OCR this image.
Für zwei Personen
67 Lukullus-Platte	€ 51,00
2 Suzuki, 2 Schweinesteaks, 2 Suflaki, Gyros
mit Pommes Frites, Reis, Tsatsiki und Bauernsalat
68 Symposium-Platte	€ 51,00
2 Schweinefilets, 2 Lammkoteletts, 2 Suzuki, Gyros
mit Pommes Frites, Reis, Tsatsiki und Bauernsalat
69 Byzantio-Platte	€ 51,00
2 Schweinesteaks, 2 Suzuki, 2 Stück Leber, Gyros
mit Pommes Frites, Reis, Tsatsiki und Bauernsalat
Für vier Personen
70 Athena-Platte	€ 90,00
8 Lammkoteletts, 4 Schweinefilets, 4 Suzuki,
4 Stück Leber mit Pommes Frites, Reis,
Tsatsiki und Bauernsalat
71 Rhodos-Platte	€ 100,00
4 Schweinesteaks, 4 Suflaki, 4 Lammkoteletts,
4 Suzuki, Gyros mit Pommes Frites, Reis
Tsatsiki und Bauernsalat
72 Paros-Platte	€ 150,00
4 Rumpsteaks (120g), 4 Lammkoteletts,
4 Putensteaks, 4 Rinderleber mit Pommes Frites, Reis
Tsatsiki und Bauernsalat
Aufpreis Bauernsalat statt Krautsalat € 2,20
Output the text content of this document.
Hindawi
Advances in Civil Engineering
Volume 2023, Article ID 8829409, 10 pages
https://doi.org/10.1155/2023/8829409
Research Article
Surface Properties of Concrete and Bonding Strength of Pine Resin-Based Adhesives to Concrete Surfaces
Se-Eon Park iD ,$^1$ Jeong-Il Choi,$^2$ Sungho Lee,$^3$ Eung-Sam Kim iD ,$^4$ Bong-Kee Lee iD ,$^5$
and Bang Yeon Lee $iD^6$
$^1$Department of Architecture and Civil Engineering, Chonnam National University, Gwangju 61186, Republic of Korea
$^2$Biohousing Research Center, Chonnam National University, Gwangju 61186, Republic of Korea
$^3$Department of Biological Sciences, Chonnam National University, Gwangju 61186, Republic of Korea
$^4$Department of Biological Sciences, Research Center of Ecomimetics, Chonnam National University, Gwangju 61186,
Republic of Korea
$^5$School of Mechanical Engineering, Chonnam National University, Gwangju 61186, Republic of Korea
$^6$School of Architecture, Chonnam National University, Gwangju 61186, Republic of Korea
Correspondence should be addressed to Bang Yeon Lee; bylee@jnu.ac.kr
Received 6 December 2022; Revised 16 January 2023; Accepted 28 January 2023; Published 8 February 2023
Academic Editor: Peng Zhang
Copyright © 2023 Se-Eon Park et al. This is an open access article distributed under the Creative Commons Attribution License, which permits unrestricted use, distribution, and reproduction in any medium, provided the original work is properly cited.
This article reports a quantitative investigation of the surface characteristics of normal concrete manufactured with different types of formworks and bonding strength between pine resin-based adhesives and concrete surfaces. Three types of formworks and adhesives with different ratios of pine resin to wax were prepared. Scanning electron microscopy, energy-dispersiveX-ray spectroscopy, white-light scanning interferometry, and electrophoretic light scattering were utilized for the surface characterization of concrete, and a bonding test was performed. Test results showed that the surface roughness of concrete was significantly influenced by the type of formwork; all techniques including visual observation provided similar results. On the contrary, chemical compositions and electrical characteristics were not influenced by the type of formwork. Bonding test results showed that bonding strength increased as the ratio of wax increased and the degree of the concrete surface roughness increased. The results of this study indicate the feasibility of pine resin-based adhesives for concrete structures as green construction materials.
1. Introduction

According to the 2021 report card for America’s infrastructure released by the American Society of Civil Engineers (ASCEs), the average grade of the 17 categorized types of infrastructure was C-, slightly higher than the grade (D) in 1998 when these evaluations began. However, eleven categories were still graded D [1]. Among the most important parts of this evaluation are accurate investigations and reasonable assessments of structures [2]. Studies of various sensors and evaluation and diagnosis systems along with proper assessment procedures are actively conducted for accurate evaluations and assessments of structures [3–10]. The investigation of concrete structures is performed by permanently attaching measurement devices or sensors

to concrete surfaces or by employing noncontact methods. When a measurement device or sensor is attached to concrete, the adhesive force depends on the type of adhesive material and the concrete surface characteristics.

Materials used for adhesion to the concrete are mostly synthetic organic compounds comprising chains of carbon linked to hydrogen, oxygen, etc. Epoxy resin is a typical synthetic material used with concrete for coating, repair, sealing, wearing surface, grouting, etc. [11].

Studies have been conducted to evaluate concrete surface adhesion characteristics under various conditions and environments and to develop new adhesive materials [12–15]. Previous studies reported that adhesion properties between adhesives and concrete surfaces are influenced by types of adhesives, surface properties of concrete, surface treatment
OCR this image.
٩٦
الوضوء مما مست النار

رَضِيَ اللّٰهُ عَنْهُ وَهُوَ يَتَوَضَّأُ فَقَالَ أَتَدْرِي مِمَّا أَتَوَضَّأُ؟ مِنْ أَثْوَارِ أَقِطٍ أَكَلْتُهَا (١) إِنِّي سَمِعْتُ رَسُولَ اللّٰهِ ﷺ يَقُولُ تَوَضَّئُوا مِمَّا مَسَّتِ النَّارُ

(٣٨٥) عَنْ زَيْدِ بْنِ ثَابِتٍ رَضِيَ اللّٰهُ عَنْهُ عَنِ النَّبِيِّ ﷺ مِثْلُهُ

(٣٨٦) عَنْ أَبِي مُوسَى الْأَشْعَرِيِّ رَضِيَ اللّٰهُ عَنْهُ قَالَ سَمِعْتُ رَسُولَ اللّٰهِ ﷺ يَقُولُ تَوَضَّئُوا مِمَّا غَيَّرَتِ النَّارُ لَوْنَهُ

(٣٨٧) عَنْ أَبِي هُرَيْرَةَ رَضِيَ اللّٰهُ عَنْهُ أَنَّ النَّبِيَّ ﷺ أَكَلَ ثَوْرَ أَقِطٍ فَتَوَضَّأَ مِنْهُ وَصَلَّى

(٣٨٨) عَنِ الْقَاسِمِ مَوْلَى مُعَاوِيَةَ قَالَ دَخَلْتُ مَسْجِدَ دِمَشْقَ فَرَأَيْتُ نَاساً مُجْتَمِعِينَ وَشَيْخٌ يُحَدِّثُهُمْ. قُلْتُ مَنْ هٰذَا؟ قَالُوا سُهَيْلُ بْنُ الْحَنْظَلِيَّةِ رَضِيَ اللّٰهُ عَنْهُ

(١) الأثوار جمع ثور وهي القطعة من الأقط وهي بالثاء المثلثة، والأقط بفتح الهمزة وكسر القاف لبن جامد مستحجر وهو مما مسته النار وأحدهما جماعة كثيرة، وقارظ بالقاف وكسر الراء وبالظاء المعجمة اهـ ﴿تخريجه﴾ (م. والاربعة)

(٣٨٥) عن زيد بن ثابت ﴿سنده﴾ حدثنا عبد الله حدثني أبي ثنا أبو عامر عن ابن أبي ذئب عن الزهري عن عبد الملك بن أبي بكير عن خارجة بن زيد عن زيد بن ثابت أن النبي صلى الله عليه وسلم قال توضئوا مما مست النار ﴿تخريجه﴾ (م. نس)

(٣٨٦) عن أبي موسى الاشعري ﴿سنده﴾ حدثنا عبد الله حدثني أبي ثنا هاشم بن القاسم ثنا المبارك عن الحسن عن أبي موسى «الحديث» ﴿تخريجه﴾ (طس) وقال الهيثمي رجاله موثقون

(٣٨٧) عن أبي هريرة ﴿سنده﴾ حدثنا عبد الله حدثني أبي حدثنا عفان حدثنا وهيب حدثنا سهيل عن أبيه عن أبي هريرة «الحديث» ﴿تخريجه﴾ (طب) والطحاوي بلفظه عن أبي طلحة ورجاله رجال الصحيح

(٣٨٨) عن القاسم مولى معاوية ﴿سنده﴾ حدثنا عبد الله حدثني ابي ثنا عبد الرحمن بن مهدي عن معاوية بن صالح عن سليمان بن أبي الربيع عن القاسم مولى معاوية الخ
☆ ☆ ☆
● **Goal**
Work through the records above line by line and count those that hold the string "Suzuki". Give only the result.

● **The output**
5